Could you write out every entry exactly as it stands?

________________

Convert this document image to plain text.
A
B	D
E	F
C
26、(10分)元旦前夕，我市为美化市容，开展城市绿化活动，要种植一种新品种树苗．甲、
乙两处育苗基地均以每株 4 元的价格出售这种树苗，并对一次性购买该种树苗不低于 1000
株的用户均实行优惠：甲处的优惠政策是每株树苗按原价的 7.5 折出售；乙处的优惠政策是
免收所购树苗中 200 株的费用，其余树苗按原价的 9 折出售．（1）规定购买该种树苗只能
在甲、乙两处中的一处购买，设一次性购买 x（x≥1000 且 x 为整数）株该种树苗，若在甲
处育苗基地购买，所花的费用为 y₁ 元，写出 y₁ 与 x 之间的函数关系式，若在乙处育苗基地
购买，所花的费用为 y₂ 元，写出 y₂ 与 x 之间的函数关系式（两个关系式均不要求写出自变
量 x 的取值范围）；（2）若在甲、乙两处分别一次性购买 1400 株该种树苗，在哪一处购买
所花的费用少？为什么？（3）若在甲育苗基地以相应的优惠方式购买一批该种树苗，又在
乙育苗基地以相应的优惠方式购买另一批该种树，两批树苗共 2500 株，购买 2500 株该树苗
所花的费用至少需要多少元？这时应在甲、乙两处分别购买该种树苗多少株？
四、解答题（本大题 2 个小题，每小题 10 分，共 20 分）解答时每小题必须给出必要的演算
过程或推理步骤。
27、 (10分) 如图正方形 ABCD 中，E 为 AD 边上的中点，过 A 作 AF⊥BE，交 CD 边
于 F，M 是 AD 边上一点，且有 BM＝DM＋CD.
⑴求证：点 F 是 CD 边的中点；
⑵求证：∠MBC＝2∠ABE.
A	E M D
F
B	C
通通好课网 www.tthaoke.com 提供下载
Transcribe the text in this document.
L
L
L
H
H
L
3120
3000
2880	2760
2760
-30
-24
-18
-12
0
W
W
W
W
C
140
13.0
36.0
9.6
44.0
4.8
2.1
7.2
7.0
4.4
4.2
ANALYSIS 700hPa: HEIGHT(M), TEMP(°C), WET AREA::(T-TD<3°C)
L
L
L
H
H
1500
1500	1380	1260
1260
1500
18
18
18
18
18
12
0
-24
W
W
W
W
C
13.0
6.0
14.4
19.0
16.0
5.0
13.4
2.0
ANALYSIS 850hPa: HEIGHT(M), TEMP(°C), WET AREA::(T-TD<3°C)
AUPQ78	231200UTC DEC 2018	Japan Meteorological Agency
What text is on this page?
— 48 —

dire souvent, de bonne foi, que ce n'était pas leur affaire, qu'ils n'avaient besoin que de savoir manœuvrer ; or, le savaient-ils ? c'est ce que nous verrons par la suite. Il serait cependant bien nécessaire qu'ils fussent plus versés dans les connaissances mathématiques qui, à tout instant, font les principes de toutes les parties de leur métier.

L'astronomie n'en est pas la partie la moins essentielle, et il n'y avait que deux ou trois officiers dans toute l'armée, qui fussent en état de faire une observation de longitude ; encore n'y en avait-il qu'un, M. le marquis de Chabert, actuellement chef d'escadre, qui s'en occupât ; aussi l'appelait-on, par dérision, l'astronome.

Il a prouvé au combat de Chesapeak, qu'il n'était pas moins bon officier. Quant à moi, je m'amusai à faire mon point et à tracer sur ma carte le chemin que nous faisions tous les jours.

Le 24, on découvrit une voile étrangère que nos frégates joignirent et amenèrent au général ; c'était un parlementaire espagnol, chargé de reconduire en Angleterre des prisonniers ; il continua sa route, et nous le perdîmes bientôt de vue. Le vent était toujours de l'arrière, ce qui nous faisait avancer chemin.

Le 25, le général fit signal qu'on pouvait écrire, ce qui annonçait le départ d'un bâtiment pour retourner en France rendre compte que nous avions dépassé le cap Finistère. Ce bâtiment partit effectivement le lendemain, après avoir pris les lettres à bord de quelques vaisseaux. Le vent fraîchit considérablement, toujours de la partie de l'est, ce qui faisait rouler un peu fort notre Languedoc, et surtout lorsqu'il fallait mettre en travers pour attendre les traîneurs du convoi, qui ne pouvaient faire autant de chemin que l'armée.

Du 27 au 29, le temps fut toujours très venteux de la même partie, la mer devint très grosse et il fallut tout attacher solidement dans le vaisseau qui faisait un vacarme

________________

**Task result**:
Convert this document image to plain text.
A
B	D
E	F
C
26、(10分)元旦前夕，我市为美化市容，开展城市绿化活动，要种植一种新品种树苗．甲、
乙两处育苗基地均以每株 4 元的价格出售这种树苗，并对一次性购买该种树苗不低于 1000
株的用户均实行优惠：甲处的优惠政策是每株树苗按原价的 7.5 折出售；乙处的优惠政策是
免收所购树苗中 200 株的费用，其余树苗按原价的 9 折出售．（1）规定购买该种树苗只能
在甲、乙两处中的一处购买，设一次性购买 x（x≥1000 且 x 为整数）株该种树苗，若在甲
处育苗基地购买，所花的费用为 y₁ 元，写出 y₁ 与 x 之间的函数关系式，若在乙处育苗基地
购买，所花的费用为 y₂ 元，写出 y₂ 与 x 之间的函数关系式（两个关系式均不要求写出自变
量 x 的取值范围）；（2）若在甲、乙两处分别一次性购买 1400 株该种树苗，在哪一处购买
所花的费用少？为什么？（3）若在甲育苗基地以相应的优惠方式购买一批该种树苗，又在
乙育苗基地以相应的优惠方式购买另一批该种树，两批树苗共 2500 株，购买 2500 株该树苗
所花的费用至少需要多少元？这时应在甲、乙两处分别购买该种树苗多少株？
四、解答题（本大题 2 个小题，每小题 10 分，共 20 分）解答时每小题必须给出必要的演算
过程或推理步骤。
27、 (10分) 如图正方形 ABCD 中，E 为 AD 边上的中点，过 A 作 AF⊥BE，交 CD 边
于 F，M 是 AD 边上一点，且有 BM＝DM＋CD.
⑴求证：点 F 是 CD 边的中点；
⑵求证：∠MBC＝2∠ABE.
A	E M D
F
B	C
通通好课网 www.tthaoke.com 提供下载
Transcribe the text in this document.
L
L
L
H
H
L
3120
3000
2880	2760
2760
-30
-24
-18
-12
0
W
W
W
W
C
140
13.0
36.0
9.6
44.0
4.8
2.1
7.2
7.0
4.4
4.2
ANALYSIS 700hPa: HEIGHT(M), TEMP(°C), WET AREA::(T-TD<3°C)
L
L
L
H
H
1500
1500	1380	1260
1260
1500
18
18
18
18
18
12
0
-24
W
W
W
W
C
13.0
6.0
14.4
19.0
16.0
5.0
13.4
2.0
ANALYSIS 850hPa: HEIGHT(M), TEMP(°C), WET AREA::(T-TD<3°C)
AUPQ78	231200UTC DEC 2018	Japan Meteorological Agency
What text is on this page?
— 48 —

dire souvent, de bonne foi, que ce n'était pas leur affaire, qu'ils n'avaient besoin que de savoir manœuvrer ; or, le savaient-ils ? c'est ce que nous verrons par la suite. Il serait cependant bien nécessaire qu'ils fussent plus versés dans les connaissances mathématiques qui, à tout instant, font les principes de toutes les parties de leur métier.

L'astronomie n'en est pas la partie la moins essentielle, et il n'y avait que deux ou trois officiers dans toute l'armée, qui fussent en état de faire une observation de longitude ; encore n'y en avait-il qu'un, M. le marquis de Chabert, actuellement chef d'escadre, qui s'en occupât ; aussi l'appelait-on, par dérision, l'astronome.

Il a prouvé au combat de Chesapeak, qu'il n'était pas moins bon officier. Quant à moi, je m'amusai à faire mon point et à tracer sur ma carte le chemin que nous faisions tous les jours.

Le 24, on découvrit une voile étrangère que nos frégates joignirent et amenèrent au général ; c'était un parlementaire espagnol, chargé de reconduire en Angleterre des prisonniers ; il continua sa route, et nous le perdîmes bientôt de vue. Le vent était toujours de l'arrière, ce qui nous faisait avancer chemin.

Le 25, le général fit signal qu'on pouvait écrire, ce qui annonçait le départ d'un bâtiment pour retourner en France rendre compte que nous avions dépassé le cap Finistère. Ce bâtiment partit effectivement le lendemain, après avoir pris les lettres à bord de quelques vaisseaux. Le vent fraîchit considérablement, toujours de la partie de l'est, ce qui faisait rouler un peu fort notre Languedoc, et surtout lorsqu'il fallait mettre en travers pour attendre les traîneurs du convoi, qui ne pouvaient faire autant de chemin que l'armée.

Du 27 au 29, le temps fut toujours très venteux de la même partie, la mer devint très grosse et il fallut tout attacher solidement dans le vaisseau qui faisait un vacarme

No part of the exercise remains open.